Data for this exercise:
"""

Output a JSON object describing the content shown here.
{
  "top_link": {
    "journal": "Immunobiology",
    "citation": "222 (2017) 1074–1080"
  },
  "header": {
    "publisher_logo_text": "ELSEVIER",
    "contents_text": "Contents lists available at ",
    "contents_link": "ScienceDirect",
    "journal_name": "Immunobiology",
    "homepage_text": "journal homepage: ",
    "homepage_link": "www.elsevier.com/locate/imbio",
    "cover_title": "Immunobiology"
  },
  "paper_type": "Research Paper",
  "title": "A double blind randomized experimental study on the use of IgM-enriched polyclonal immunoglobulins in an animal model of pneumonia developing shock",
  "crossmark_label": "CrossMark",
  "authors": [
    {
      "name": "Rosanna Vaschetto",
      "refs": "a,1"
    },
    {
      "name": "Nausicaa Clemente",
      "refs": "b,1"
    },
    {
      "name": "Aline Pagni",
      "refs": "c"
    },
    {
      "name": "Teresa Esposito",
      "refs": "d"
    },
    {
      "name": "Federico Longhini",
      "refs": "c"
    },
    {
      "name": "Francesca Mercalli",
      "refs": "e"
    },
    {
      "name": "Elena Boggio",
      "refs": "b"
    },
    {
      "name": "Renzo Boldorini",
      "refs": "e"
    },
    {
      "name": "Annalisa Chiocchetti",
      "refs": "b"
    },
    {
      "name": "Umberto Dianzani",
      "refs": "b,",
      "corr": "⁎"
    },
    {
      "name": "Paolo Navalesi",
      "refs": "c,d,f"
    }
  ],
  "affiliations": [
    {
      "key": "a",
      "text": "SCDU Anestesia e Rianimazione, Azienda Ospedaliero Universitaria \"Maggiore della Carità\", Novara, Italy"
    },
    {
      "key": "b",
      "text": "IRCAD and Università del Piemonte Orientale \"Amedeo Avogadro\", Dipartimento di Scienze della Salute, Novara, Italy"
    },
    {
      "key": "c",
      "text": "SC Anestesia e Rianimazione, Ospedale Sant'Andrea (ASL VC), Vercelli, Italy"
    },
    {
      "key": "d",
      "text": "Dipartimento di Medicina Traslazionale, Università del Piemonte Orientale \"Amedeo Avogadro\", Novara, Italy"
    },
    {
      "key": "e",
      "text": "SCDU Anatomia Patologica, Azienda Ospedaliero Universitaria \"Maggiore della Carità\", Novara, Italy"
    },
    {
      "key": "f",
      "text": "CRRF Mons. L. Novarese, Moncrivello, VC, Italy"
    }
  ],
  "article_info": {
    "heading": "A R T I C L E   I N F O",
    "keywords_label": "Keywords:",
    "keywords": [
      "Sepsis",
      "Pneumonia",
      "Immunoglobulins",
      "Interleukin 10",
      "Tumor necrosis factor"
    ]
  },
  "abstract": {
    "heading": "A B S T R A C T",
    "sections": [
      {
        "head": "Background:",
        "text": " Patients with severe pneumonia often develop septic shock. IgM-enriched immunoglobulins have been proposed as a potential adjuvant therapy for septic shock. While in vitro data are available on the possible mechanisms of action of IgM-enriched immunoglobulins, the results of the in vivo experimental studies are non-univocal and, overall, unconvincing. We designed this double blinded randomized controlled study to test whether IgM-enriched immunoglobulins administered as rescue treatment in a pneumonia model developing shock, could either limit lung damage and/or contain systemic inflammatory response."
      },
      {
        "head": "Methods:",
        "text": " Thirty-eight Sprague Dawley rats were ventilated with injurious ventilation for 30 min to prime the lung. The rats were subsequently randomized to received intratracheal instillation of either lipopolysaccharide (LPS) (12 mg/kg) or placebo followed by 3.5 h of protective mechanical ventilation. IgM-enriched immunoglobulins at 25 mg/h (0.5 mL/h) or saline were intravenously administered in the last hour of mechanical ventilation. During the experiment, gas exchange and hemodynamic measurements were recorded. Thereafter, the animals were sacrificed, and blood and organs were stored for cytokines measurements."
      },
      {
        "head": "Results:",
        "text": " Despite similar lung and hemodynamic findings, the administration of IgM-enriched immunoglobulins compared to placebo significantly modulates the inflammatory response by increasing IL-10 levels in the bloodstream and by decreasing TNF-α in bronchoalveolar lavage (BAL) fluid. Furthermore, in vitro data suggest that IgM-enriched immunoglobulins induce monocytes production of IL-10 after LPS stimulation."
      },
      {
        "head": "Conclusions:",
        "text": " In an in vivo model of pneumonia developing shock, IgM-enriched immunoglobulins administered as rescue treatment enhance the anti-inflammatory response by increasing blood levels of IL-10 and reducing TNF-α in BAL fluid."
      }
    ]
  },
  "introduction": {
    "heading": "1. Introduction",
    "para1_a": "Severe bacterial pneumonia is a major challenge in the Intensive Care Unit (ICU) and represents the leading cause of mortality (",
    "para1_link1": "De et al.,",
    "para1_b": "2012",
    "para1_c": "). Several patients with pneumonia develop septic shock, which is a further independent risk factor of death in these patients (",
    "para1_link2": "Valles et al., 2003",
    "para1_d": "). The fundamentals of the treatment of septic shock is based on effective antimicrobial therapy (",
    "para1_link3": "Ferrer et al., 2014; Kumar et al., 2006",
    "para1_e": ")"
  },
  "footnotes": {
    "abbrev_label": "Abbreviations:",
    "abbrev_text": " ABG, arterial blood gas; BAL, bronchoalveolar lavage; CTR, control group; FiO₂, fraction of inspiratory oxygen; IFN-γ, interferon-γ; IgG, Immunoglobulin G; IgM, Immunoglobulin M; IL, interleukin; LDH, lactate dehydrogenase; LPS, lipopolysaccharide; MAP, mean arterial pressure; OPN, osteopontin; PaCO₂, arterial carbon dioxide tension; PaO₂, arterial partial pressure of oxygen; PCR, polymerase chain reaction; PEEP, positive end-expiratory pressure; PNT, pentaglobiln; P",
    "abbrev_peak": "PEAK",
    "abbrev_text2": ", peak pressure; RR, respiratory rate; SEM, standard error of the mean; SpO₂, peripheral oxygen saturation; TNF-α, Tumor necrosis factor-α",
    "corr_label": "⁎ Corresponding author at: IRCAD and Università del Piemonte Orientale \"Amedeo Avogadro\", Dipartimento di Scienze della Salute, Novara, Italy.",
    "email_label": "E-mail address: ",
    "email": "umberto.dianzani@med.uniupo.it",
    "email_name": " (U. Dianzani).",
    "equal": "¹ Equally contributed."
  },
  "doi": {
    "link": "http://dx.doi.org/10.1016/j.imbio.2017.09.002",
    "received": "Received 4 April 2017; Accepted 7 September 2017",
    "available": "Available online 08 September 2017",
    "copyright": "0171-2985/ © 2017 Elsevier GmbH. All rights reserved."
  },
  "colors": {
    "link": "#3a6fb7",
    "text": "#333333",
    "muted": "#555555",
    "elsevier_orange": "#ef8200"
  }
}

"""

Your objective: Every line above should be written out again, unchanged.

Output for this exercise:
Output a JSON object describing the content shown here.
{
  "top_link": {
    "journal": "Immunobiology",
    "citation": "222 (2017) 1074–1080"
  },
  "header": {
    "publisher_logo_text": "ELSEVIER",
    "contents_text": "Contents lists available at ",
    "contents_link": "ScienceDirect",
    "journal_name": "Immunobiology",
    "homepage_text": "journal homepage: ",
    "homepage_link": "www.elsevier.com/locate/imbio",
    "cover_title": "Immunobiology"
  },
  "paper_type": "Research Paper",
  "title": "A double blind randomized experimental study on the use of IgM-enriched polyclonal immunoglobulins in an animal model of pneumonia developing shock",
  "crossmark_label": "CrossMark",
  "authors": [
    {
      "name": "Rosanna Vaschetto",
      "refs": "a,1"
    },
    {
      "name": "Nausicaa Clemente",
      "refs": "b,1"
    },
    {
      "name": "Aline Pagni",
      "refs": "c"
    },
    {
      "name": "Teresa Esposito",
      "refs": "d"
    },
    {
      "name": "Federico Longhini",
      "refs": "c"
    },
    {
      "name": "Francesca Mercalli",
      "refs": "e"
    },
    {
      "name": "Elena Boggio",
      "refs": "b"
    },
    {
      "name": "Renzo Boldorini",
      "refs": "e"
    },
    {
      "name": "Annalisa Chiocchetti",
      "refs": "b"
    },
    {
      "name": "Umberto Dianzani",
      "refs": "b,",
      "corr": "⁎"
    },
    {
      "name": "Paolo Navalesi",
      "refs": "c,d,f"
    }
  ],
  "affiliations": [
    {
      "key": "a",
      "text": "SCDU Anestesia e Rianimazione, Azienda Ospedaliero Universitaria \"Maggiore della Carità\", Novara, Italy"
    },
    {
      "key": "b",
      "text": "IRCAD and Università del Piemonte Orientale \"Amedeo Avogadro\", Dipartimento di Scienze della Salute, Novara, Italy"
    },
    {
      "key": "c",
      "text": "SC Anestesia e Rianimazione, Ospedale Sant'Andrea (ASL VC), Vercelli, Italy"
    },
    {
      "key": "d",
      "text": "Dipartimento di Medicina Traslazionale, Università del Piemonte Orientale \"Amedeo Avogadro\", Novara, Italy"
    },
    {
      "key": "e",
      "text": "SCDU Anatomia Patologica, Azienda Ospedaliero Universitaria \"Maggiore della Carità\", Novara, Italy"
    },
    {
      "key": "f",
      "text": "CRRF Mons. L. Novarese, Moncrivello, VC, Italy"
    }
  ],
  "article_info": {
    "heading": "A R T I C L E   I N F O",
    "keywords_label": "Keywords:",
    "keywords": [
      "Sepsis",
      "Pneumonia",
      "Immunoglobulins",
      "Interleukin 10",
      "Tumor necrosis factor"
    ]
  },
  "abstract": {
    "heading": "A B S T R A C T",
    "sections": [
      {
        "head": "Background:",
        "text": " Patients with severe pneumonia often develop septic shock. IgM-enriched immunoglobulins have been proposed as a potential adjuvant therapy for septic shock. While in vitro data are available on the possible mechanisms of action of IgM-enriched immunoglobulins, the results of the in vivo experimental studies are non-univocal and, overall, unconvincing. We designed this double blinded randomized controlled study to test whether IgM-enriched immunoglobulins administered as rescue treatment in a pneumonia model developing shock, could either limit lung damage and/or contain systemic inflammatory response."
      },
      {
        "head": "Methods:",
        "text": " Thirty-eight Sprague Dawley rats were ventilated with injurious ventilation for 30 min to prime the lung. The rats were subsequently randomized to received intratracheal instillation of either lipopolysaccharide (LPS) (12 mg/kg) or placebo followed by 3.5 h of protective mechanical ventilation. IgM-enriched immunoglobulins at 25 mg/h (0.5 mL/h) or saline were intravenously administered in the last hour of mechanical ventilation. During the experiment, gas exchange and hemodynamic measurements were recorded. Thereafter, the animals were sacrificed, and blood and organs were stored for cytokines measurements."
      },
      {
        "head": "Results:",
        "text": " Despite similar lung and hemodynamic findings, the administration of IgM-enriched immunoglobulins compared to placebo significantly modulates the inflammatory response by increasing IL-10 levels in the bloodstream and by decreasing TNF-α in bronchoalveolar lavage (BAL) fluid. Furthermore, in vitro data suggest that IgM-enriched immunoglobulins induce monocytes production of IL-10 after LPS stimulation."
      },
      {
        "head": "Conclusions:",
        "text": " In an in vivo model of pneumonia developing shock, IgM-enriched immunoglobulins administered as rescue treatment enhance the anti-inflammatory response by increasing blood levels of IL-10 and reducing TNF-α in BAL fluid."
      }
    ]
  },
  "introduction": {
    "heading": "1. Introduction",
    "para1_a": "Severe bacterial pneumonia is a major challenge in the Intensive Care Unit (ICU) and represents the leading cause of mortality (",
    "para1_link1": "De et al.,",
    "para1_b": "2012",
    "para1_c": "). Several patients with pneumonia develop septic shock, which is a further independent risk factor of death in these patients (",
    "para1_link2": "Valles et al., 2003",
    "para1_d": "). The fundamentals of the treatment of septic shock is based on effective antimicrobial therapy (",
    "para1_link3": "Ferrer et al., 2014; Kumar et al., 2006",
    "para1_e": ")"
  },
  "footnotes": {
    "abbrev_label": "Abbreviations:",
    "abbrev_text": " ABG, arterial blood gas; BAL, bronchoalveolar lavage; CTR, control group; FiO₂, fraction of inspiratory oxygen; IFN-γ, interferon-γ; IgG, Immunoglobulin G; IgM, Immunoglobulin M; IL, interleukin; LDH, lactate dehydrogenase; LPS, lipopolysaccharide; MAP, mean arterial pressure; OPN, osteopontin; PaCO₂, arterial carbon dioxide tension; PaO₂, arterial partial pressure of oxygen; PCR, polymerase chain reaction; PEEP, positive end-expiratory pressure; PNT, pentaglobiln; P",
    "abbrev_peak": "PEAK",
    "abbrev_text2": ", peak pressure; RR, respiratory rate; SEM, standard error of the mean; SpO₂, peripheral oxygen saturation; TNF-α, Tumor necrosis factor-α",
    "corr_label": "⁎ Corresponding author at: IRCAD and Università del Piemonte Orientale \"Amedeo Avogadro\", Dipartimento di Scienze della Salute, Novara, Italy.",
    "email_label": "E-mail address: ",
    "email": "umberto.dianzani@med.uniupo.it",
    "email_name": " (U. Dianzani).",
    "equal": "¹ Equally contributed."
  },
  "doi": {
    "link": "http://dx.doi.org/10.1016/j.imbio.2017.09.002",
    "received": "Received 4 April 2017; Accepted 7 September 2017",
    "available": "Available online 08 September 2017",
    "copyright": "0171-2985/ © 2017 Elsevier GmbH. All rights reserved."
  },
  "colors": {
    "link": "#3a6fb7",
    "text": "#333333",
    "muted": "#555555",
    "elsevier_orange": "#ef8200"
  }
}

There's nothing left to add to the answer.